> **WRITTEN PROBLEM**: Copy each line that contains the word "проведения".

[A run of records]
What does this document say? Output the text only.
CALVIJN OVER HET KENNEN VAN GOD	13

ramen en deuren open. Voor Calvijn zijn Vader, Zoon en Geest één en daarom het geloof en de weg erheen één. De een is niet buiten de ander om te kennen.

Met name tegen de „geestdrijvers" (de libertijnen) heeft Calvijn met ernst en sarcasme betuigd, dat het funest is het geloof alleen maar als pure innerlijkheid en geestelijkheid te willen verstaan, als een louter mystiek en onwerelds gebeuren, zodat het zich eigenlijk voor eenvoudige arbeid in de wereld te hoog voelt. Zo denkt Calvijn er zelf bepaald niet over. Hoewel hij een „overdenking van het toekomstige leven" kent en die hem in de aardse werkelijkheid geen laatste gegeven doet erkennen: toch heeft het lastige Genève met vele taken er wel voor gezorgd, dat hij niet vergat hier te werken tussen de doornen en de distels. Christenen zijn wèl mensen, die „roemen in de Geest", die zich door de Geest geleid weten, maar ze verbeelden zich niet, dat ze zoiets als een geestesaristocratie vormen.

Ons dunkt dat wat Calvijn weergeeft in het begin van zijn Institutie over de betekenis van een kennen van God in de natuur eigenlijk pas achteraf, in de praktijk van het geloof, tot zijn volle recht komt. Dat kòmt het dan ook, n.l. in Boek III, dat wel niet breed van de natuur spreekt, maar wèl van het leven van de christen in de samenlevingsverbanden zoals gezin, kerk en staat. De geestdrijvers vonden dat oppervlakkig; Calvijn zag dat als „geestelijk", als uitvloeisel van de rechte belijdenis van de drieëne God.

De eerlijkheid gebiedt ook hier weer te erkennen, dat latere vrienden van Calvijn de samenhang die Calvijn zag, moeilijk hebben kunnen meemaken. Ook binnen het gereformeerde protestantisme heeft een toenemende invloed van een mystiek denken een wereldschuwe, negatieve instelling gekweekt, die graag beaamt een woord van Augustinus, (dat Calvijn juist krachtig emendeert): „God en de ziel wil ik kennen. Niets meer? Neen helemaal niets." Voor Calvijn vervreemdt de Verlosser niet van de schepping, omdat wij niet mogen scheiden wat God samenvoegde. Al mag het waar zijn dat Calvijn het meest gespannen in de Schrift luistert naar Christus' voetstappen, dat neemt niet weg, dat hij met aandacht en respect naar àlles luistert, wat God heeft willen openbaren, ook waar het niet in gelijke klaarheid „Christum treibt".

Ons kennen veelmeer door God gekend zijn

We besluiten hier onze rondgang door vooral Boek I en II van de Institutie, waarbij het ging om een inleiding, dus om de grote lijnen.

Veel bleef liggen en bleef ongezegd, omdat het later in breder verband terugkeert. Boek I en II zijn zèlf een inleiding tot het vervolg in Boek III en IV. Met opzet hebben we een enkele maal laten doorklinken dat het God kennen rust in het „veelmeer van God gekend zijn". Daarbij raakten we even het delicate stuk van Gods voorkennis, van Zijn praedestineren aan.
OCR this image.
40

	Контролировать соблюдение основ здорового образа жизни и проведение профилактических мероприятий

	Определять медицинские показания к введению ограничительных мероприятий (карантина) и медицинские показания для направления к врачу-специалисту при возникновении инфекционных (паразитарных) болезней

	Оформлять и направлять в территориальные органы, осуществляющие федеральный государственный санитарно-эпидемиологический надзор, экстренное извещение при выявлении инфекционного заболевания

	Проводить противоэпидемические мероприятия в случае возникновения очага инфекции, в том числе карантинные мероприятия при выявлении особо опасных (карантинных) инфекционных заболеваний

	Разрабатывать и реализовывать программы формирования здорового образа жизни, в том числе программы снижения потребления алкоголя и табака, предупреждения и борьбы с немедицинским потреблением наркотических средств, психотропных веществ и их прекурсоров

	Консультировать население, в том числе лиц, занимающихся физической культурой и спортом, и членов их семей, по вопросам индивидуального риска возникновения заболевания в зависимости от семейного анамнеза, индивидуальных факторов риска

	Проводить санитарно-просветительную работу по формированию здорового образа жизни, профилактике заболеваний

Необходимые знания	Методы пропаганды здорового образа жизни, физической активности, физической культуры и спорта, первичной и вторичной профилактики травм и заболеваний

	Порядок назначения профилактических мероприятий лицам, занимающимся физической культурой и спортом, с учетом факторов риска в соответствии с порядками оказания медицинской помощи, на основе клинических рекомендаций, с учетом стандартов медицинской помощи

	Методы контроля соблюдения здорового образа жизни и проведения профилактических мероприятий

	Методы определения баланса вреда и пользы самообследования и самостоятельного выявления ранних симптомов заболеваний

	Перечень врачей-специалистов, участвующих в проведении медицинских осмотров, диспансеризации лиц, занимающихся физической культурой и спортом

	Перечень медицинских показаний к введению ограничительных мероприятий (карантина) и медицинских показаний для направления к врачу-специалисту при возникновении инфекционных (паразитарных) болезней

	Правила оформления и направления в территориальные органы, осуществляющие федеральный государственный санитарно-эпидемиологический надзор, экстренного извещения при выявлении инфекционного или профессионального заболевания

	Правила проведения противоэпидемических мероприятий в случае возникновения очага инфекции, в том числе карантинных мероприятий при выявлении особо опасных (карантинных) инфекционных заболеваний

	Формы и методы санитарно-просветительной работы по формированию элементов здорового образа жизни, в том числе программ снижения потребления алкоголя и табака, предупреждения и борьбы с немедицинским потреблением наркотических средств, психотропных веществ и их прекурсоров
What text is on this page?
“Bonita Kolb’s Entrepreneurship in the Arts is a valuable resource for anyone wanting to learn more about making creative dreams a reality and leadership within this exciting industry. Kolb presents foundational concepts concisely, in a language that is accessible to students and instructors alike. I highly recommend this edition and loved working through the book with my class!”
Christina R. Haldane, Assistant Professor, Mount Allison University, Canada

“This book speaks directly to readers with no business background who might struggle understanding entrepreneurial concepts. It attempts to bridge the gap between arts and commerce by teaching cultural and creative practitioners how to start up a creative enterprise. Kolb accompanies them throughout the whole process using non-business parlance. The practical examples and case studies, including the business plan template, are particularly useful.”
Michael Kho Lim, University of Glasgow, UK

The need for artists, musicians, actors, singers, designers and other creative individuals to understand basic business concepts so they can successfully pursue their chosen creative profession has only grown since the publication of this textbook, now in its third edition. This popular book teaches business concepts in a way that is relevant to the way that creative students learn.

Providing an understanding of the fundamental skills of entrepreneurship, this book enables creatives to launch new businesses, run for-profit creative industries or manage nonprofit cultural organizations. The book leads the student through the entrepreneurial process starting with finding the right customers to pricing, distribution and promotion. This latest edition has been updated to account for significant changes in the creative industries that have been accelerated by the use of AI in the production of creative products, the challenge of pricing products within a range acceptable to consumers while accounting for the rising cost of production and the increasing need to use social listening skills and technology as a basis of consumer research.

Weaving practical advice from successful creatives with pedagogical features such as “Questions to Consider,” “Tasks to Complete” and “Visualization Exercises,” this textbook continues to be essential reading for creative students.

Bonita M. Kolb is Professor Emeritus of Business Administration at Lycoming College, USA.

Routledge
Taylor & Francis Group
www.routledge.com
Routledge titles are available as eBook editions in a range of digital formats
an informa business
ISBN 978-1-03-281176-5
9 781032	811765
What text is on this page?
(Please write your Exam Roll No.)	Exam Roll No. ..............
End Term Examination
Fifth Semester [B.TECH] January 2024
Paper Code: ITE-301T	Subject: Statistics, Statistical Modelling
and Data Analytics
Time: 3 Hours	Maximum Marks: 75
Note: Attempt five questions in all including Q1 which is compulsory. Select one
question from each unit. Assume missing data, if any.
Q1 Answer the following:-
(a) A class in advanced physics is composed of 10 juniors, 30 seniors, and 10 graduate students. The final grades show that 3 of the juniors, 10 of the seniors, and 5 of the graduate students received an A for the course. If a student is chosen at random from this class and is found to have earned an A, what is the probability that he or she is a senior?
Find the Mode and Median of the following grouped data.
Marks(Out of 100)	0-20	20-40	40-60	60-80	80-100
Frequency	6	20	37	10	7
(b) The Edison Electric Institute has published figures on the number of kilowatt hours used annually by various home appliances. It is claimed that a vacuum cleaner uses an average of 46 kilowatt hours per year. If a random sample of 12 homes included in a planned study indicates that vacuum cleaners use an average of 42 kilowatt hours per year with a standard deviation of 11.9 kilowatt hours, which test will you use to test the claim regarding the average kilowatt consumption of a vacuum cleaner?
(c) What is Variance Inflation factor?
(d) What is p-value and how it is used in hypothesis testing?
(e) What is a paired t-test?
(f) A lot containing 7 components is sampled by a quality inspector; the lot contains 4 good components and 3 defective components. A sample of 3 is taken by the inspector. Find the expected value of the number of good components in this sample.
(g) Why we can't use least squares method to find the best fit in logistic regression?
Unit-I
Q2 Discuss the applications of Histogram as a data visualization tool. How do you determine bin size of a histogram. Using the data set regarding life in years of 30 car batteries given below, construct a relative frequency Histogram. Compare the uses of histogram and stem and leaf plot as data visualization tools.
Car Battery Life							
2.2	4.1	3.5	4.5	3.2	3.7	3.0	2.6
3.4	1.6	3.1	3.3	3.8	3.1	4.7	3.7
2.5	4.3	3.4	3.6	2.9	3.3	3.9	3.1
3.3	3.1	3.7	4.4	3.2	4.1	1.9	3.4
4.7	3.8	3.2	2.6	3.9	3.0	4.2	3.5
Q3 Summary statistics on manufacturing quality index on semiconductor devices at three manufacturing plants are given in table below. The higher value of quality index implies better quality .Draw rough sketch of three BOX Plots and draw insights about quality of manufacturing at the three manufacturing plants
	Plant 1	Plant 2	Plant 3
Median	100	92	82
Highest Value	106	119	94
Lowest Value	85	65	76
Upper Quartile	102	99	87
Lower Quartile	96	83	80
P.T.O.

> **RESPONSE**:
	Методы контроля соблюдения здорового образа жизни и проведения профилактических мероприятий
	Правила проведения противоэпидемических мероприятий в случае возникновения очага инфекции, в том числе карантинных мероприятий при выявлении особо опасных (карантинных) инфекционных заболеваний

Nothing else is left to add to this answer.